§ **Instruction**:
Retype the records below word for word and omit any image.

(Dataset records)

::::::

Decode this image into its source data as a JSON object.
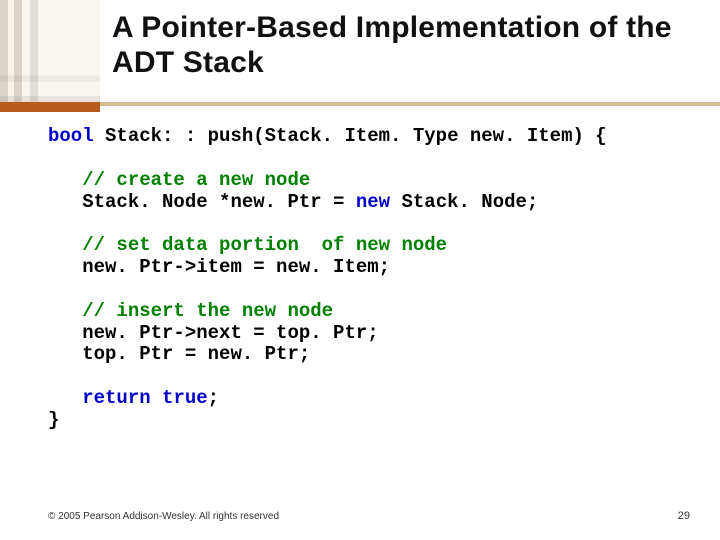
{
  "title": "A Pointer-Based Implementation of the ADT Stack",
  "code": {
    "sig_pre": "bool",
    "sig_rest": " Stack: : push(Stack. Item. Type new. Item) {",
    "c1": "// create a new node",
    "l1a": "Stack. Node *new. Ptr = ",
    "l1kw": "new",
    "l1b": " Stack. Node;",
    "c2": "// set data portion  of new node",
    "l2": "new. Ptr->item = new. Item;",
    "c3": "// insert the new node",
    "l3": "new. Ptr->next = top. Ptr;",
    "l4": "top. Ptr = new. Ptr;",
    "retkw": "return",
    "retsp": " ",
    "retval": "true",
    "retend": ";",
    "close": "}"
  },
  "footer": {
    "copyright": "© 2005 Pearson Addison-Wesley. All rights reserved",
    "page": "29"
  }
}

::::::

§ **Response to the task**:
Decode this image into its source data as a JSON object.
{
  "title": "A Pointer-Based Implementation of the ADT Stack",
  "code": {
    "sig_pre": "bool",
    "sig_rest": " Stack: : push(Stack. Item. Type new. Item) {",
    "c1": "// create a new node",
    "l1a": "Stack. Node *new. Ptr = ",
    "l1kw": "new",
    "l1b": " Stack. Node;",
    "c2": "// set data portion  of new node",
    "l2": "new. Ptr->item = new. Item;",
    "c3": "// insert the new node",
    "l3": "new. Ptr->next = top. Ptr;",
    "l4": "top. Ptr = new. Ptr;",
    "retkw": "return",
    "retsp": " ",
    "retval": "true",
    "retend": ";",
    "close": "}"
  },
  "footer": {
    "copyright": "© 2005 Pearson Addison-Wesley. All rights reserved",
    "page": "29"
  }
}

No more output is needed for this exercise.